## start Dataset extract
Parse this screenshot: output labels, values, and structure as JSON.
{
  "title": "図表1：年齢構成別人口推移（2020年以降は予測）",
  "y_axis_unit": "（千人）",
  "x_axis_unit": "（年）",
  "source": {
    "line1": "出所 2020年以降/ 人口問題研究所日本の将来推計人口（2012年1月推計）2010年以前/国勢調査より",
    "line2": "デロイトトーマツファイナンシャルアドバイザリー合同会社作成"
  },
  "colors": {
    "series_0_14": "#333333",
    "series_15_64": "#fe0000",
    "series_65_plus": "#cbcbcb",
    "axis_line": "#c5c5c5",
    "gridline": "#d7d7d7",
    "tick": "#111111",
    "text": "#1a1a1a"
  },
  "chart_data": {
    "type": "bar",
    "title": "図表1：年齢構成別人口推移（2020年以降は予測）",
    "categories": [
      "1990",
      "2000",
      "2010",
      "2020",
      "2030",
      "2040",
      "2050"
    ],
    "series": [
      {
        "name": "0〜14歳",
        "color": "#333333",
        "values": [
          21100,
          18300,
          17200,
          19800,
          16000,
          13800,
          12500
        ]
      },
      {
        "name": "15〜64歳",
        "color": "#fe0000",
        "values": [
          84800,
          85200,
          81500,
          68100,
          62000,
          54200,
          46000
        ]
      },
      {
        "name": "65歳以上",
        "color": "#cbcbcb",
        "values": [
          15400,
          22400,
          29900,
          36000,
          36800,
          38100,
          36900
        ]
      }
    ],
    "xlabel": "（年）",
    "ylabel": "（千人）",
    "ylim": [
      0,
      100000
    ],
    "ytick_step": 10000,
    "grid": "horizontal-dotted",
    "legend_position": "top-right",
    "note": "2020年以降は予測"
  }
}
## end Dataset extract
## start Dataset extract
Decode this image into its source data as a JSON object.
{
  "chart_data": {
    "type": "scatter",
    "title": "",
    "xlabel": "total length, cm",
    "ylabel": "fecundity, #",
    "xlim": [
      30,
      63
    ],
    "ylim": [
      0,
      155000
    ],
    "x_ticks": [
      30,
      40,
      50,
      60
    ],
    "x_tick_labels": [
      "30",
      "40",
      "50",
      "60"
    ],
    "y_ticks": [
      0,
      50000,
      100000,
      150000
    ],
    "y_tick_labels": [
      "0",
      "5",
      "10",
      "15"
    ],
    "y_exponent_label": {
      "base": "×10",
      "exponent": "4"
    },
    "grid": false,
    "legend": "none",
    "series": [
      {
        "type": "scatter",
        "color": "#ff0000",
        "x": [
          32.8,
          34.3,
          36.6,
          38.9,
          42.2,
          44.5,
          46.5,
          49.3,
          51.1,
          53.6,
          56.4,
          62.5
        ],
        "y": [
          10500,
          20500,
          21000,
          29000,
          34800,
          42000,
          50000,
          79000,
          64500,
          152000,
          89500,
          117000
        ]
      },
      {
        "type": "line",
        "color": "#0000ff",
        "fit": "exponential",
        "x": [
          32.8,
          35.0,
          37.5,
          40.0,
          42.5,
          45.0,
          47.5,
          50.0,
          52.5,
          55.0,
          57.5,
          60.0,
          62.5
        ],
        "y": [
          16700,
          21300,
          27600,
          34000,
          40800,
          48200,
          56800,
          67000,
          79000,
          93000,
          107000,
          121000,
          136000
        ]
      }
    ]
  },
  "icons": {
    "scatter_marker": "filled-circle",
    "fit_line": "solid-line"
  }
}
## end Dataset extract
Task:
Copy all lines from the material that include "JSON".

Response below:
Parse this screenshot: output labels, values, and structure as JSON.
Decode this image into its source data as a JSON object.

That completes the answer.